Data shown:
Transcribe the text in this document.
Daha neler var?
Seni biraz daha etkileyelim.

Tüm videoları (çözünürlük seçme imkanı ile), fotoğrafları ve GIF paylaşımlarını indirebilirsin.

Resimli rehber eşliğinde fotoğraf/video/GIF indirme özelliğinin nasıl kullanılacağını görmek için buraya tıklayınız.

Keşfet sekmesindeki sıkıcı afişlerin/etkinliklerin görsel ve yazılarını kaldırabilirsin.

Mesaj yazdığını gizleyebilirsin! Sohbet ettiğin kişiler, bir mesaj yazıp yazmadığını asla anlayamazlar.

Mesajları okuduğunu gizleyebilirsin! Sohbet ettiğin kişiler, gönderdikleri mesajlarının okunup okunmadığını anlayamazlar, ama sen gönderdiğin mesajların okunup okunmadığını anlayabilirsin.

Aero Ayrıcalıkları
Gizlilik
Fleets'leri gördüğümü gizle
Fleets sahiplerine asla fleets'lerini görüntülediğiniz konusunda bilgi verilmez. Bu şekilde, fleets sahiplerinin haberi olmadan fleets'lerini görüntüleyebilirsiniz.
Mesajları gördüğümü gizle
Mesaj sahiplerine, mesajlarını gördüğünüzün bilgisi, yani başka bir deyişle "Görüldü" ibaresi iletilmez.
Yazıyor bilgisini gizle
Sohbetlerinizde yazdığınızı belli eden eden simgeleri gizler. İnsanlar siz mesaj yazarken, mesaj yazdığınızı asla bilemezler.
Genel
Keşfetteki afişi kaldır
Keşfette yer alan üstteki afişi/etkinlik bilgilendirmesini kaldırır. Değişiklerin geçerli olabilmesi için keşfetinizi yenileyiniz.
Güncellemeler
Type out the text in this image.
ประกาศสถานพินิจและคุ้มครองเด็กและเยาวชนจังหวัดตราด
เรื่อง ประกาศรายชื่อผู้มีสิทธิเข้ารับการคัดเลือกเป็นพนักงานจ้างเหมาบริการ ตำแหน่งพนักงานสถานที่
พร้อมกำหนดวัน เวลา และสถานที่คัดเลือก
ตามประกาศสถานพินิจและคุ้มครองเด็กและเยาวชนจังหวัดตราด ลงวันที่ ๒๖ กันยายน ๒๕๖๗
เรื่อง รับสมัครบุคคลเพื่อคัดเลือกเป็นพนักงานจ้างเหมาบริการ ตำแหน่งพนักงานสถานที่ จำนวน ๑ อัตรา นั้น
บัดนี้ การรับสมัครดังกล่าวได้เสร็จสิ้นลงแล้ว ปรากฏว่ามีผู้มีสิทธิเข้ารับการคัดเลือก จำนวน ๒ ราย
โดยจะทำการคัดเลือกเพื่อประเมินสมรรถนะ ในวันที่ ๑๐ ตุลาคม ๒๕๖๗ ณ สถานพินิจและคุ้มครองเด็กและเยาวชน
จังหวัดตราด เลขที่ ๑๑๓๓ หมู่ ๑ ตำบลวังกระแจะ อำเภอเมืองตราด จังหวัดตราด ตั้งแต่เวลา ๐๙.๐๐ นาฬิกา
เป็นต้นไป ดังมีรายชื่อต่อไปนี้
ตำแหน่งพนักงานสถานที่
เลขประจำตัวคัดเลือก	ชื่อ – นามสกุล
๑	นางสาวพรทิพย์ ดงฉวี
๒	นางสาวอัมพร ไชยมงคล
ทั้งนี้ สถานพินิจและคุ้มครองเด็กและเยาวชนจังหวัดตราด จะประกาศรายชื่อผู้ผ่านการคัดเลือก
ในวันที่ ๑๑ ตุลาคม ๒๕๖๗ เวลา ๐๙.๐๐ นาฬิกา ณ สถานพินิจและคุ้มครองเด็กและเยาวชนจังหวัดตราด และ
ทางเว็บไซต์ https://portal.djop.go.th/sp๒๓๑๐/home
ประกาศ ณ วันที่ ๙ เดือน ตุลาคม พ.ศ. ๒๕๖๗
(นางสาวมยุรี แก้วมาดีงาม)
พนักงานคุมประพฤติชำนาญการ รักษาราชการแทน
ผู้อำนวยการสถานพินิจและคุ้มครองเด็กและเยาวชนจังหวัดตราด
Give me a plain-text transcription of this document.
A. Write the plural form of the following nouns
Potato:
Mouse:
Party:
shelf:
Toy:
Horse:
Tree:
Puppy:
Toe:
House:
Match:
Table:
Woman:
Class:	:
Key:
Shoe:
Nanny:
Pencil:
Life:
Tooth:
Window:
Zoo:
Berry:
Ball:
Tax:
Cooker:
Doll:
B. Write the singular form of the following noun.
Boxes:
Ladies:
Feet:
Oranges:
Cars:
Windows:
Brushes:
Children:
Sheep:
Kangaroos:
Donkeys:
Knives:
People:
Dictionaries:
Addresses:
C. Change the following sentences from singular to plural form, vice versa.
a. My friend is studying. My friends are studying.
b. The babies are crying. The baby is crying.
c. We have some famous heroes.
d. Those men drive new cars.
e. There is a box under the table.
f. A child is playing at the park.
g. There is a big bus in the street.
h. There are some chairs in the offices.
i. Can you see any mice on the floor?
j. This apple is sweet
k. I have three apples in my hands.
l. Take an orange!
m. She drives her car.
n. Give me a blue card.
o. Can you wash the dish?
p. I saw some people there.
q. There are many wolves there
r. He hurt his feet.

Work to do: Repeat the material above exactly.

Solution:
Transcribe the text in this document.
Daha neler var?
Seni biraz daha etkileyelim.

Tüm videoları (çözünürlük seçme imkanı ile), fotoğrafları ve GIF paylaşımlarını indirebilirsin.

Resimli rehber eşliğinde fotoğraf/video/GIF indirme özelliğinin nasıl kullanılacağını görmek için buraya tıklayınız.

Keşfet sekmesindeki sıkıcı afişlerin/etkinliklerin görsel ve yazılarını kaldırabilirsin.

Mesaj yazdığını gizleyebilirsin! Sohbet ettiğin kişiler, bir mesaj yazıp yazmadığını asla anlayamazlar.

Mesajları okuduğunu gizleyebilirsin! Sohbet ettiğin kişiler, gönderdikleri mesajlarının okunup okunmadığını anlayamazlar, ama sen gönderdiğin mesajların okunup okunmadığını anlayabilirsin.

Aero Ayrıcalıkları
Gizlilik
Fleets'leri gördüğümü gizle
Fleets sahiplerine asla fleets'lerini görüntülediğiniz konusunda bilgi verilmez. Bu şekilde, fleets sahiplerinin haberi olmadan fleets'lerini görüntüleyebilirsiniz.
Mesajları gördüğümü gizle
Mesaj sahiplerine, mesajlarını gördüğünüzün bilgisi, yani başka bir deyişle "Görüldü" ibaresi iletilmez.
Yazıyor bilgisini gizle
Sohbetlerinizde yazdığınızı belli eden eden simgeleri gizler. İnsanlar siz mesaj yazarken, mesaj yazdığınızı asla bilemezler.
Genel
Keşfetteki afişi kaldır
Keşfette yer alan üstteki afişi/etkinlik bilgilendirmesini kaldırır. Değişiklerin geçerli olabilmesi için keşfetinizi yenileyiniz.
Güncellemeler
Type out the text in this image.
ประกาศสถานพินิจและคุ้มครองเด็กและเยาวชนจังหวัดตราด
เรื่อง ประกาศรายชื่อผู้มีสิทธิเข้ารับการคัดเลือกเป็นพนักงานจ้างเหมาบริการ ตำแหน่งพนักงานสถานที่
พร้อมกำหนดวัน เวลา และสถานที่คัดเลือก
ตามประกาศสถานพินิจและคุ้มครองเด็กและเยาวชนจังหวัดตราด ลงวันที่ ๒๖ กันยายน ๒๕๖๗
เรื่อง รับสมัครบุคคลเพื่อคัดเลือกเป็นพนักงานจ้างเหมาบริการ ตำแหน่งพนักงานสถานที่ จำนวน ๑ อัตรา นั้น
บัดนี้ การรับสมัครดังกล่าวได้เสร็จสิ้นลงแล้ว ปรากฏว่ามีผู้มีสิทธิเข้ารับการคัดเลือก จำนวน ๒ ราย
โดยจะทำการคัดเลือกเพื่อประเมินสมรรถนะ ในวันที่ ๑๐ ตุลาคม ๒๕๖๗ ณ สถานพินิจและคุ้มครองเด็กและเยาวชน
จังหวัดตราด เลขที่ ๑๑๓๓ หมู่ ๑ ตำบลวังกระแจะ อำเภอเมืองตราด จังหวัดตราด ตั้งแต่เวลา ๐๙.๐๐ นาฬิกา
เป็นต้นไป ดังมีรายชื่อต่อไปนี้
ตำแหน่งพนักงานสถานที่
เลขประจำตัวคัดเลือก	ชื่อ – นามสกุล
๑	นางสาวพรทิพย์ ดงฉวี
๒	นางสาวอัมพร ไชยมงคล
ทั้งนี้ สถานพินิจและคุ้มครองเด็กและเยาวชนจังหวัดตราด จะประกาศรายชื่อผู้ผ่านการคัดเลือก
ในวันที่ ๑๑ ตุลาคม ๒๕๖๗ เวลา ๐๙.๐๐ นาฬิกา ณ สถานพินิจและคุ้มครองเด็กและเยาวชนจังหวัดตราด และ
ทางเว็บไซต์ https://portal.djop.go.th/sp๒๓๑๐/home
ประกาศ ณ วันที่ ๙ เดือน ตุลาคม พ.ศ. ๒๕๖๗
(นางสาวมยุรี แก้วมาดีงาม)
พนักงานคุมประพฤติชำนาญการ รักษาราชการแทน
ผู้อำนวยการสถานพินิจและคุ้มครองเด็กและเยาวชนจังหวัดตราด
Give me a plain-text transcription of this document.
A. Write the plural form of the following nouns
Potato:
Mouse:
Party:
shelf:
Toy:
Horse:
Tree:
Puppy:
Toe:
House:
Match:
Table:
Woman:
Class:	:
Key:
Shoe:
Nanny:
Pencil:
Life:
Tooth:
Window:
Zoo:
Berry:
Ball:
Tax:
Cooker:
Doll:
B. Write the singular form of the following noun.
Boxes:
Ladies:
Feet:
Oranges:
Cars:
Windows:
Brushes:
Children:
Sheep:
Kangaroos:
Donkeys:
Knives:
People:
Dictionaries:
Addresses:
C. Change the following sentences from singular to plural form, vice versa.
a. My friend is studying. My friends are studying.
b. The babies are crying. The baby is crying.
c. We have some famous heroes.
d. Those men drive new cars.
e. There is a box under the table.
f. A child is playing at the park.
g. There is a big bus in the street.
h. There are some chairs in the offices.
i. Can you see any mice on the floor?
j. This apple is sweet
k. I have three apples in my hands.
l. Take an orange!
m. She drives her car.
n. Give me a blue card.
o. Can you wash the dish?
p. I saw some people there.
q. There are many wolves there
r. He hurt his feet.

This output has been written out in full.